Give back the whole listing exactly as shown.
··· SUPPLIED INFORMATION
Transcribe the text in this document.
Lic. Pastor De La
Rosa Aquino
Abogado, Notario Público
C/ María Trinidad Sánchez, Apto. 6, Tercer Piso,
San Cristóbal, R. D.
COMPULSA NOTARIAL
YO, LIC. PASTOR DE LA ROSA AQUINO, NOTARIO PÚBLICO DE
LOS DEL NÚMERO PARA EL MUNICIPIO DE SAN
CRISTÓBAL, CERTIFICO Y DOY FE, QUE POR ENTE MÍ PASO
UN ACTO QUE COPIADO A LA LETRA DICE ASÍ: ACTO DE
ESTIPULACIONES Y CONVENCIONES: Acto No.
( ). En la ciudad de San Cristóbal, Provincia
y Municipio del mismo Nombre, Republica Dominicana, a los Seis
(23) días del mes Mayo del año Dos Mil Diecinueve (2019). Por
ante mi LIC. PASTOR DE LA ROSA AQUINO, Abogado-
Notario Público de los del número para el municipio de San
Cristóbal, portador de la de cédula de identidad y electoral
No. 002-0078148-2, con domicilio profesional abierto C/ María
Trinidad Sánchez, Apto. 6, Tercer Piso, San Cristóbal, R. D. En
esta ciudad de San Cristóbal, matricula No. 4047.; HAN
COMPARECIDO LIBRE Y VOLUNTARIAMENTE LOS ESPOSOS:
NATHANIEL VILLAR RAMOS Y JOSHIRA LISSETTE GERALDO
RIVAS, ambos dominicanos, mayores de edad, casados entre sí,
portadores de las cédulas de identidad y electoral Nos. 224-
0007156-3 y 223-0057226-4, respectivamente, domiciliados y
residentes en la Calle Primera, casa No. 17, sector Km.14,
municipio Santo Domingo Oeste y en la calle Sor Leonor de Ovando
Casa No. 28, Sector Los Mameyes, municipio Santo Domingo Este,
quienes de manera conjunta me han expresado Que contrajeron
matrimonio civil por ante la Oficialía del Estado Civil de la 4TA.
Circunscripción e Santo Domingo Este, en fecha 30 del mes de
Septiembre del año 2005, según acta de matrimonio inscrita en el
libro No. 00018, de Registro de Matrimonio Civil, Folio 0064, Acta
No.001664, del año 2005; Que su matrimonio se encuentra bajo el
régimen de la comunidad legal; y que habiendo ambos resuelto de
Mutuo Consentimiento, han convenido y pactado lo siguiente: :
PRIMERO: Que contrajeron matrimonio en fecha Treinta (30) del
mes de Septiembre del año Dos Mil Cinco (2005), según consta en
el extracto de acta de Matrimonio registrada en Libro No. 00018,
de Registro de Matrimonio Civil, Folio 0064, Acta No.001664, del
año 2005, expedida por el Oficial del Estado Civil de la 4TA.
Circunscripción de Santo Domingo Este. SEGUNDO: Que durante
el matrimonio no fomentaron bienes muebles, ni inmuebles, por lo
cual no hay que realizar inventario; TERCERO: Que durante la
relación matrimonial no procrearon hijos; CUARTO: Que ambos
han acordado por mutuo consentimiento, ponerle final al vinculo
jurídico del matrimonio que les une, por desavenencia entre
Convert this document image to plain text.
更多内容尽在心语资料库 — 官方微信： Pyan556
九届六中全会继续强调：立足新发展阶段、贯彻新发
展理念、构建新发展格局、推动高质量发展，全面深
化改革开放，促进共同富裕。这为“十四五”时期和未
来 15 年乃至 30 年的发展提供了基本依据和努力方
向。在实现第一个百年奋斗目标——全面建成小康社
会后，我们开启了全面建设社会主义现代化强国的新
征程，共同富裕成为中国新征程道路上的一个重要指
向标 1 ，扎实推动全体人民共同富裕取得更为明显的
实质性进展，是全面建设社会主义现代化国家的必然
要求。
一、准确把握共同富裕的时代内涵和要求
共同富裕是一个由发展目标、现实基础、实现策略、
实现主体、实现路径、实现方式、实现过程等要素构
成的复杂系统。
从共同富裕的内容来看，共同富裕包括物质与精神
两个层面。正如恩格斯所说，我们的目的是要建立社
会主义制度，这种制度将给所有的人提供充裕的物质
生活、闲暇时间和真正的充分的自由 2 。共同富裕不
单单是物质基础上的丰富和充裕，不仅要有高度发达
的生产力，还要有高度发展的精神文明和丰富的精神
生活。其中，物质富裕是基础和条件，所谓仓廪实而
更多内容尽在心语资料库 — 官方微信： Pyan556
······
RESPONSE TO THE EXERCISE
Transcribe the text in this document.
Lic. Pastor De La
Rosa Aquino
Abogado, Notario Público
C/ María Trinidad Sánchez, Apto. 6, Tercer Piso,
San Cristóbal, R. D.
COMPULSA NOTARIAL
YO, LIC. PASTOR DE LA ROSA AQUINO, NOTARIO PÚBLICO DE
LOS DEL NÚMERO PARA EL MUNICIPIO DE SAN
CRISTÓBAL, CERTIFICO Y DOY FE, QUE POR ENTE MÍ PASO
UN ACTO QUE COPIADO A LA LETRA DICE ASÍ: ACTO DE
ESTIPULACIONES Y CONVENCIONES: Acto No.
( ). En la ciudad de San Cristóbal, Provincia
y Municipio del mismo Nombre, Republica Dominicana, a los Seis
(23) días del mes Mayo del año Dos Mil Diecinueve (2019). Por
ante mi LIC. PASTOR DE LA ROSA AQUINO, Abogado-
Notario Público de los del número para el municipio de San
Cristóbal, portador de la de cédula de identidad y electoral
No. 002-0078148-2, con domicilio profesional abierto C/ María
Trinidad Sánchez, Apto. 6, Tercer Piso, San Cristóbal, R. D. En
esta ciudad de San Cristóbal, matricula No. 4047.; HAN
COMPARECIDO LIBRE Y VOLUNTARIAMENTE LOS ESPOSOS:
NATHANIEL VILLAR RAMOS Y JOSHIRA LISSETTE GERALDO
RIVAS, ambos dominicanos, mayores de edad, casados entre sí,
portadores de las cédulas de identidad y electoral Nos. 224-
0007156-3 y 223-0057226-4, respectivamente, domiciliados y
residentes en la Calle Primera, casa No. 17, sector Km.14,
municipio Santo Domingo Oeste y en la calle Sor Leonor de Ovando
Casa No. 28, Sector Los Mameyes, municipio Santo Domingo Este,
quienes de manera conjunta me han expresado Que contrajeron
matrimonio civil por ante la Oficialía del Estado Civil de la 4TA.
Circunscripción e Santo Domingo Este, en fecha 30 del mes de
Septiembre del año 2005, según acta de matrimonio inscrita en el
libro No. 00018, de Registro de Matrimonio Civil, Folio 0064, Acta
No.001664, del año 2005; Que su matrimonio se encuentra bajo el
régimen de la comunidad legal; y que habiendo ambos resuelto de
Mutuo Consentimiento, han convenido y pactado lo siguiente: :
PRIMERO: Que contrajeron matrimonio en fecha Treinta (30) del
mes de Septiembre del año Dos Mil Cinco (2005), según consta en
el extracto de acta de Matrimonio registrada en Libro No. 00018,
de Registro de Matrimonio Civil, Folio 0064, Acta No.001664, del
año 2005, expedida por el Oficial del Estado Civil de la 4TA.
Circunscripción de Santo Domingo Este. SEGUNDO: Que durante
el matrimonio no fomentaron bienes muebles, ni inmuebles, por lo
cual no hay que realizar inventario; TERCERO: Que durante la
relación matrimonial no procrearon hijos; CUARTO: Que ambos
han acordado por mutuo consentimiento, ponerle final al vinculo
jurídico del matrimonio que les une, por desavenencia entre
Convert this document image to plain text.
更多内容尽在心语资料库 — 官方微信： Pyan556
九届六中全会继续强调：立足新发展阶段、贯彻新发
展理念、构建新发展格局、推动高质量发展，全面深
化改革开放，促进共同富裕。这为“十四五”时期和未
来 15 年乃至 30 年的发展提供了基本依据和努力方
向。在实现第一个百年奋斗目标——全面建成小康社
会后，我们开启了全面建设社会主义现代化强国的新
征程，共同富裕成为中国新征程道路上的一个重要指
向标 1 ，扎实推动全体人民共同富裕取得更为明显的
实质性进展，是全面建设社会主义现代化国家的必然
要求。
一、准确把握共同富裕的时代内涵和要求
共同富裕是一个由发展目标、现实基础、实现策略、
实现主体、实现路径、实现方式、实现过程等要素构
成的复杂系统。
从共同富裕的内容来看，共同富裕包括物质与精神
两个层面。正如恩格斯所说，我们的目的是要建立社
会主义制度，这种制度将给所有的人提供充裕的物质
生活、闲暇时间和真正的充分的自由 2 。共同富裕不
单单是物质基础上的丰富和充裕，不仅要有高度发达
的生产力，还要有高度发展的精神文明和丰富的精神
生活。其中，物质富裕是基础和条件，所谓仓廪实而
更多内容尽在心语资料库 — 官方微信： Pyan556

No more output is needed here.